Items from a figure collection
— Begin —

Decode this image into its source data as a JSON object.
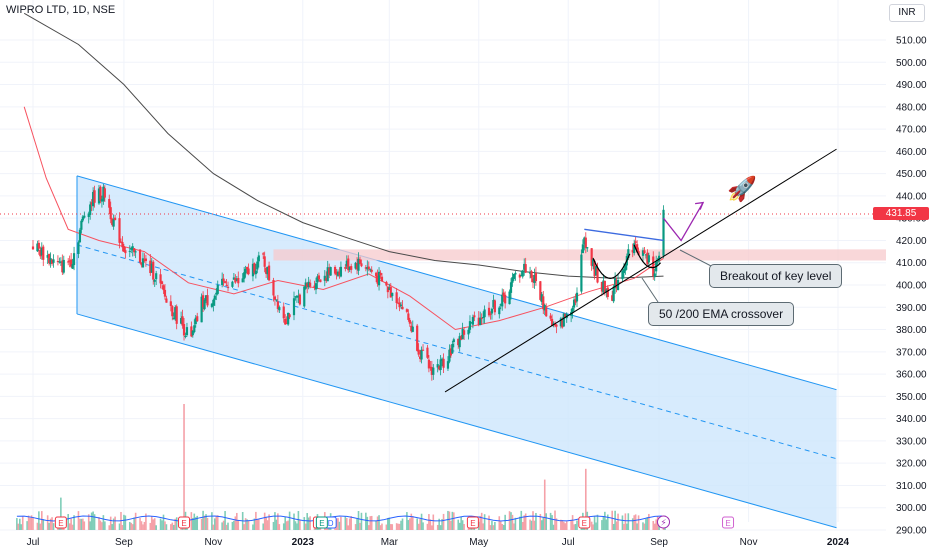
{
  "header": {
    "title": "WIPRO LTD, 1D, NSE",
    "currency": "INR"
  },
  "last_price": "431.85",
  "colors": {
    "up": "#089981",
    "down": "#f23645",
    "ema50": "#f7525f",
    "ema200": "#4a4a4a",
    "channel_fill": "#cde6fc",
    "channel_line": "#2196f3",
    "resistance_fill": "#f7c9cc",
    "cup_handle": "#3d6be0",
    "arrow": "#9c27b0",
    "trendline": "#000000"
  },
  "annotations": [
    {
      "id": "breakout",
      "text": "Breakout of key level"
    },
    {
      "id": "ema_cross",
      "text": "50 /200  EMA crossover"
    }
  ],
  "chart_data": {
    "type": "candlestick",
    "title": "WIPRO LTD, 1D, NSE",
    "y_unit": "INR",
    "ylim": [
      288,
      518
    ],
    "y_ticks": [
      "510.00",
      "500.00",
      "490.00",
      "480.00",
      "470.00",
      "460.00",
      "450.00",
      "440.00",
      "430.00",
      "420.00",
      "410.00",
      "400.00",
      "390.00",
      "380.00",
      "370.00",
      "360.00",
      "350.00",
      "340.00",
      "330.00",
      "320.00",
      "310.00",
      "300.00",
      "290.00"
    ],
    "x_ticks": [
      "Jul",
      "Sep",
      "Nov",
      "2023",
      "Mar",
      "May",
      "Jul",
      "Sep",
      "Nov",
      "2024"
    ],
    "grid": true,
    "close_price_path": [
      [
        "2022-07-01",
        418
      ],
      [
        "2022-07-10",
        413
      ],
      [
        "2022-07-20",
        408
      ],
      [
        "2022-07-28",
        412
      ],
      [
        "2022-08-05",
        432
      ],
      [
        "2022-08-12",
        440
      ],
      [
        "2022-08-19",
        441
      ],
      [
        "2022-08-26",
        426
      ],
      [
        "2022-09-02",
        416
      ],
      [
        "2022-09-12",
        412
      ],
      [
        "2022-09-22",
        405
      ],
      [
        "2022-09-30",
        393
      ],
      [
        "2022-10-10",
        383
      ],
      [
        "2022-10-17",
        375
      ],
      [
        "2022-10-24",
        392
      ],
      [
        "2022-11-02",
        395
      ],
      [
        "2022-11-10",
        402
      ],
      [
        "2022-11-18",
        401
      ],
      [
        "2022-11-28",
        408
      ],
      [
        "2022-12-05",
        412
      ],
      [
        "2022-12-12",
        397
      ],
      [
        "2022-12-20",
        385
      ],
      [
        "2022-12-28",
        393
      ],
      [
        "2023-01-05",
        400
      ],
      [
        "2023-01-13",
        404
      ],
      [
        "2023-01-23",
        406
      ],
      [
        "2023-02-01",
        409
      ],
      [
        "2023-02-10",
        410
      ],
      [
        "2023-02-20",
        404
      ],
      [
        "2023-02-28",
        398
      ],
      [
        "2023-03-07",
        394
      ],
      [
        "2023-03-15",
        383
      ],
      [
        "2023-03-22",
        370
      ],
      [
        "2023-03-29",
        362
      ],
      [
        "2023-04-05",
        364
      ],
      [
        "2023-04-12",
        371
      ],
      [
        "2023-04-20",
        378
      ],
      [
        "2023-04-28",
        384
      ],
      [
        "2023-05-08",
        389
      ],
      [
        "2023-05-18",
        393
      ],
      [
        "2023-05-26",
        404
      ],
      [
        "2023-06-02",
        408
      ],
      [
        "2023-06-09",
        401
      ],
      [
        "2023-06-16",
        388
      ],
      [
        "2023-06-23",
        379
      ],
      [
        "2023-06-30",
        387
      ],
      [
        "2023-07-07",
        396
      ],
      [
        "2023-07-12",
        422
      ],
      [
        "2023-07-17",
        410
      ],
      [
        "2023-07-24",
        399
      ],
      [
        "2023-07-31",
        396
      ],
      [
        "2023-08-07",
        408
      ],
      [
        "2023-08-14",
        418
      ],
      [
        "2023-08-21",
        414
      ],
      [
        "2023-08-28",
        407
      ],
      [
        "2023-09-01",
        410
      ],
      [
        "2023-09-04",
        431.85
      ]
    ],
    "ema50": [
      [
        "2022-06-25",
        480
      ],
      [
        "2022-07-10",
        448
      ],
      [
        "2022-07-25",
        425
      ],
      [
        "2022-08-15",
        420
      ],
      [
        "2022-09-15",
        415
      ],
      [
        "2022-10-15",
        401
      ],
      [
        "2022-11-15",
        396
      ],
      [
        "2022-12-15",
        402
      ],
      [
        "2023-01-15",
        398
      ],
      [
        "2023-02-15",
        405
      ],
      [
        "2023-03-15",
        395
      ],
      [
        "2023-04-15",
        380
      ],
      [
        "2023-05-15",
        384
      ],
      [
        "2023-06-15",
        390
      ],
      [
        "2023-07-15",
        397
      ],
      [
        "2023-08-15",
        403
      ],
      [
        "2023-09-04",
        412
      ]
    ],
    "ema200": [
      [
        "2022-06-25",
        522
      ],
      [
        "2022-08-01",
        508
      ],
      [
        "2022-09-01",
        490
      ],
      [
        "2022-10-01",
        468
      ],
      [
        "2022-11-01",
        450
      ],
      [
        "2022-12-01",
        438
      ],
      [
        "2023-01-01",
        428
      ],
      [
        "2023-02-01",
        421
      ],
      [
        "2023-03-01",
        415
      ],
      [
        "2023-04-01",
        411
      ],
      [
        "2023-05-01",
        409
      ],
      [
        "2023-06-01",
        406
      ],
      [
        "2023-07-01",
        404
      ],
      [
        "2023-08-01",
        403
      ],
      [
        "2023-09-04",
        404
      ]
    ],
    "channel": {
      "upper": [
        [
          "2022-07-31",
          449
        ],
        [
          "2023-12-31",
          353
        ]
      ],
      "lower": [
        [
          "2022-07-31",
          387
        ],
        [
          "2023-12-31",
          291
        ]
      ],
      "mid": [
        [
          "2022-07-31",
          418
        ],
        [
          "2023-12-31",
          322
        ]
      ]
    },
    "resistance_zone": {
      "from": "2022-12-12",
      "y_low": 411,
      "y_high": 416
    },
    "support_trendline": [
      [
        "2023-04-08",
        352
      ],
      [
        "2023-12-31",
        461
      ]
    ],
    "cup_handle_line": [
      [
        "2023-07-12",
        425
      ],
      [
        "2023-09-04",
        420
      ]
    ],
    "projection_arrow": [
      [
        "2023-09-04",
        430
      ],
      [
        "2023-09-16",
        420
      ],
      [
        "2023-10-01",
        437
      ]
    ],
    "earnings_markers": [
      "2022-07-20",
      "2022-10-12",
      "2023-01-12",
      "2023-04-27",
      "2023-07-12"
    ],
    "dividend_markers": [
      "2023-01-20"
    ],
    "future_event_markers": [
      "2023-10-18"
    ],
    "volume": {
      "spikes": [
        [
          "2022-10-12",
          3.5
        ],
        [
          "2022-07-20",
          0.9
        ],
        [
          "2023-07-13",
          1.7
        ],
        [
          "2023-06-15",
          1.4
        ]
      ],
      "baseline_avg": 0.32
    }
  }
}
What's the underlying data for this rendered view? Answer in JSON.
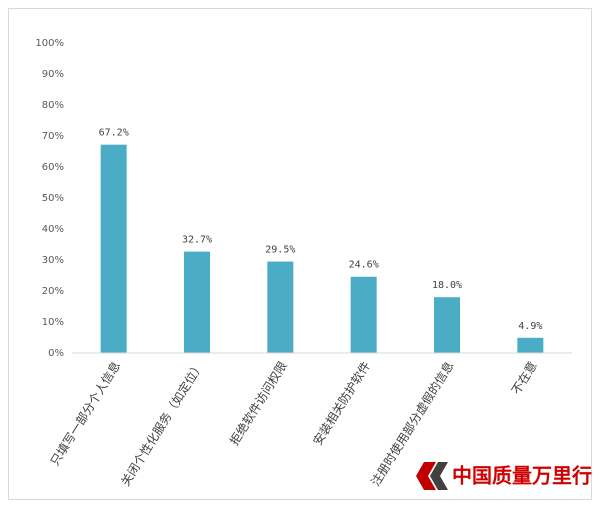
{
  "chart_data": {
    "type": "bar",
    "categories": [
      "只填写一部分个人信息",
      "关闭个性化服务（如定位）",
      "拒绝软件访问权限",
      "安装相关防护软件",
      "注册时使用部分虚假的信息",
      "不在意"
    ],
    "values": [
      67.2,
      32.7,
      29.5,
      24.6,
      18.0,
      4.9
    ],
    "value_labels": [
      "67.2%",
      "32.7%",
      "29.5%",
      "24.6%",
      "18.0%",
      "4.9%"
    ],
    "color": "#4bacc6",
    "ylim": [
      0,
      100
    ],
    "yticks": [
      {
        "value": 0,
        "label": "0%"
      },
      {
        "value": 10,
        "label": "10%"
      },
      {
        "value": 20,
        "label": "20%"
      },
      {
        "value": 30,
        "label": "30%"
      },
      {
        "value": 40,
        "label": "40%"
      },
      {
        "value": 50,
        "label": "50%"
      },
      {
        "value": 60,
        "label": "60%"
      },
      {
        "value": 70,
        "label": "70%"
      },
      {
        "value": 80,
        "label": "80%"
      },
      {
        "value": 90,
        "label": "90%"
      },
      {
        "value": 100,
        "label": "100%"
      }
    ],
    "grid": false
  },
  "watermark": "中国质量万里行"
}
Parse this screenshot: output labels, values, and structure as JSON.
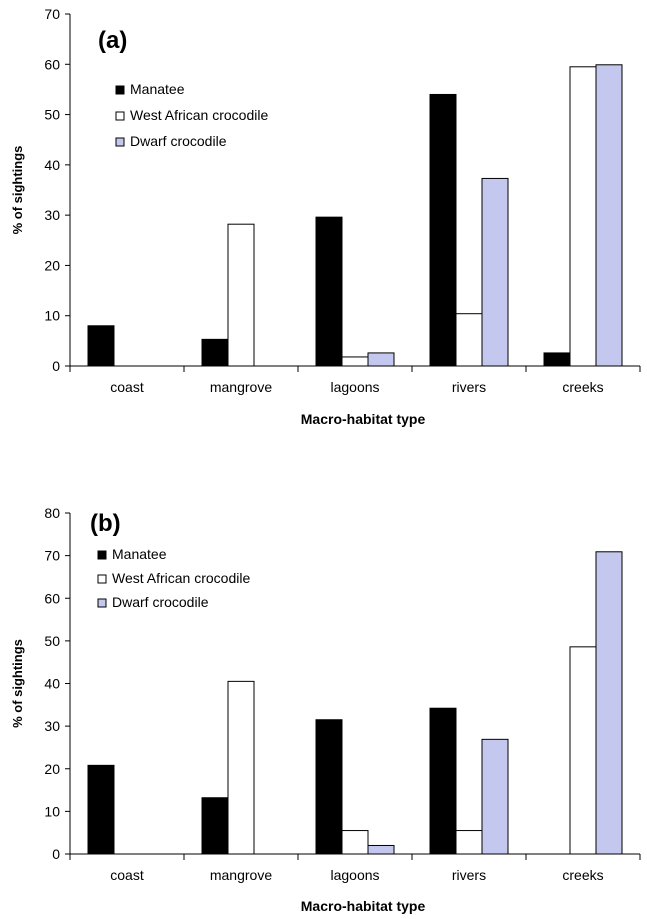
{
  "colors": {
    "manatee": "#000000",
    "west_african": "#ffffff",
    "dwarf": "#c5c8ee",
    "stroke": "#000000"
  },
  "chart_data": [
    {
      "type": "bar",
      "panel_label": "(a)",
      "categories": [
        "coast",
        "mangrove",
        "lagoons",
        "rivers",
        "creeks"
      ],
      "series": [
        {
          "name": "Manatee",
          "values": [
            8,
            5.3,
            29.6,
            54,
            2.6
          ]
        },
        {
          "name": "West African crocodile",
          "values": [
            0,
            28.2,
            1.8,
            10.4,
            59.5
          ]
        },
        {
          "name": "Dwarf crocodile",
          "values": [
            0,
            0,
            2.6,
            37.3,
            59.9
          ]
        }
      ],
      "xlabel": "Macro-habitat type",
      "ylabel": "% of sightings",
      "ylim": [
        0,
        70
      ],
      "yticks": [
        0,
        10,
        20,
        30,
        40,
        50,
        60,
        70
      ],
      "grid": false,
      "legend": "top-left"
    },
    {
      "type": "bar",
      "panel_label": "(b)",
      "categories": [
        "coast",
        "mangrove",
        "lagoons",
        "rivers",
        "creeks"
      ],
      "series": [
        {
          "name": "Manatee",
          "values": [
            20.8,
            13.2,
            31.5,
            34.2,
            0
          ]
        },
        {
          "name": "West African crocodile",
          "values": [
            0,
            40.5,
            5.5,
            5.5,
            48.6
          ]
        },
        {
          "name": "Dwarf crocodile",
          "values": [
            0,
            0,
            2,
            26.9,
            70.9
          ]
        }
      ],
      "xlabel": "Macro-habitat type",
      "ylabel": "% of sightings",
      "ylim": [
        0,
        80
      ],
      "yticks": [
        0,
        10,
        20,
        30,
        40,
        50,
        60,
        70,
        80
      ],
      "grid": false,
      "legend": "top-left"
    }
  ]
}
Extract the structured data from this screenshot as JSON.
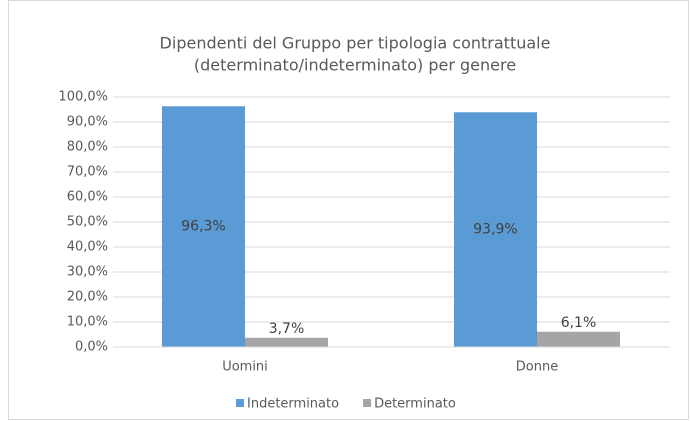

— End —

WHAT TO WORK ON: In the lines above, locate the string "screenshot". Copy every line where it occurs.

TASK SOLUTION:
Parse this screenshot: output labels, values, and structure as JSON.
Extract the structured data from this screenshot as JSON.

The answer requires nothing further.